TASK STATEMENT
Output each entry that follows exactly. Images stay out.

[Extracted records]
-=-=-=-=-

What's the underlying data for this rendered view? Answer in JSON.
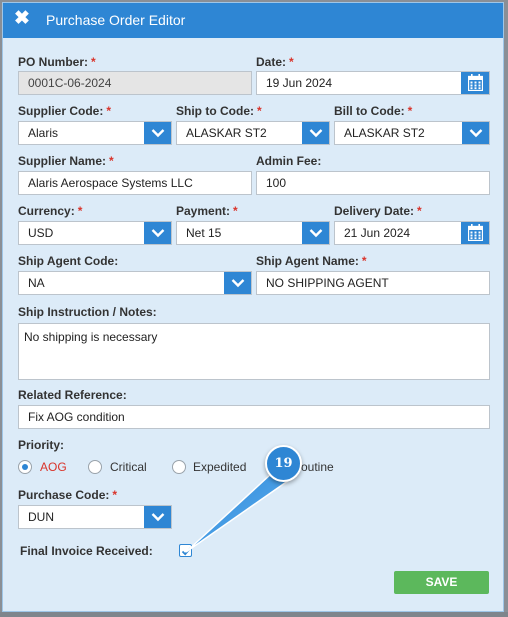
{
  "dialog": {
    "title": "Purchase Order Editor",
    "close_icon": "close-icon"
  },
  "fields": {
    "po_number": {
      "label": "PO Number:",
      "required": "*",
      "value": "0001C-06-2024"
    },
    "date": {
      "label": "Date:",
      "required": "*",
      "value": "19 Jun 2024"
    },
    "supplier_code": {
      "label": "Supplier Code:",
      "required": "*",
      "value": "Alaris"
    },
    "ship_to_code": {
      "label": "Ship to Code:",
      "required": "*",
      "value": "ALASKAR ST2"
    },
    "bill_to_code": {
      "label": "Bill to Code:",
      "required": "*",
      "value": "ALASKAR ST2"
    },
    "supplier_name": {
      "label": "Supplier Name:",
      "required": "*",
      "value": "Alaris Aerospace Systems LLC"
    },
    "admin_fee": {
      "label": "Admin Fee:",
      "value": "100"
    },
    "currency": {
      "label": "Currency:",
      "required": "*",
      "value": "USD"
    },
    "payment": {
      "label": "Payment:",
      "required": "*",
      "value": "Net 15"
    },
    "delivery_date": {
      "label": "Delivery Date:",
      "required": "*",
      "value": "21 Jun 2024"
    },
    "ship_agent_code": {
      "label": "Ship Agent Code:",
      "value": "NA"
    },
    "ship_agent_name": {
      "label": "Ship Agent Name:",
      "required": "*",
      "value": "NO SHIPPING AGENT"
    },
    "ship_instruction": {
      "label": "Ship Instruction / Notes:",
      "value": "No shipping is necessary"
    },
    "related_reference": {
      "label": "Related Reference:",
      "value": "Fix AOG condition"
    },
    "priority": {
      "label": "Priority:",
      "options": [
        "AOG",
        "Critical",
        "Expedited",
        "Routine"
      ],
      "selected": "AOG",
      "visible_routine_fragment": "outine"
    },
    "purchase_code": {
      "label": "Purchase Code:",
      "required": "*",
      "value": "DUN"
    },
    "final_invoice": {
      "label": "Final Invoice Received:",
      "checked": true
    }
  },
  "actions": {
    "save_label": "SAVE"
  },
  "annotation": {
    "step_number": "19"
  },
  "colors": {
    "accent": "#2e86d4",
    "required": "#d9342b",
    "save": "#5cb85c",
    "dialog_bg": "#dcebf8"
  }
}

-=-=-=-=-

ANSWER
What's the underlying data for this rendered view? Answer in JSON.
{
  "dialog": {
    "title": "Purchase Order Editor",
    "close_icon": "close-icon"
  },
  "fields": {
    "po_number": {
      "label": "PO Number:",
      "required": "*",
      "value": "0001C-06-2024"
    },
    "date": {
      "label": "Date:",
      "required": "*",
      "value": "19 Jun 2024"
    },
    "supplier_code": {
      "label": "Supplier Code:",
      "required": "*",
      "value": "Alaris"
    },
    "ship_to_code": {
      "label": "Ship to Code:",
      "required": "*",
      "value": "ALASKAR ST2"
    },
    "bill_to_code": {
      "label": "Bill to Code:",
      "required": "*",
      "value": "ALASKAR ST2"
    },
    "supplier_name": {
      "label": "Supplier Name:",
      "required": "*",
      "value": "Alaris Aerospace Systems LLC"
    },
    "admin_fee": {
      "label": "Admin Fee:",
      "value": "100"
    },
    "currency": {
      "label": "Currency:",
      "required": "*",
      "value": "USD"
    },
    "payment": {
      "label": "Payment:",
      "required": "*",
      "value": "Net 15"
    },
    "delivery_date": {
      "label": "Delivery Date:",
      "required": "*",
      "value": "21 Jun 2024"
    },
    "ship_agent_code": {
      "label": "Ship Agent Code:",
      "value": "NA"
    },
    "ship_agent_name": {
      "label": "Ship Agent Name:",
      "required": "*",
      "value": "NO SHIPPING AGENT"
    },
    "ship_instruction": {
      "label": "Ship Instruction / Notes:",
      "value": "No shipping is necessary"
    },
    "related_reference": {
      "label": "Related Reference:",
      "value": "Fix AOG condition"
    },
    "priority": {
      "label": "Priority:",
      "options": [
        "AOG",
        "Critical",
        "Expedited",
        "Routine"
      ],
      "selected": "AOG",
      "visible_routine_fragment": "outine"
    },
    "purchase_code": {
      "label": "Purchase Code:",
      "required": "*",
      "value": "DUN"
    },
    "final_invoice": {
      "label": "Final Invoice Received:",
      "checked": true
    }
  },
  "actions": {
    "save_label": "SAVE"
  },
  "annotation": {
    "step_number": "19"
  },
  "colors": {
    "accent": "#2e86d4",
    "required": "#d9342b",
    "save": "#5cb85c",
    "dialog_bg": "#dcebf8"
  }
}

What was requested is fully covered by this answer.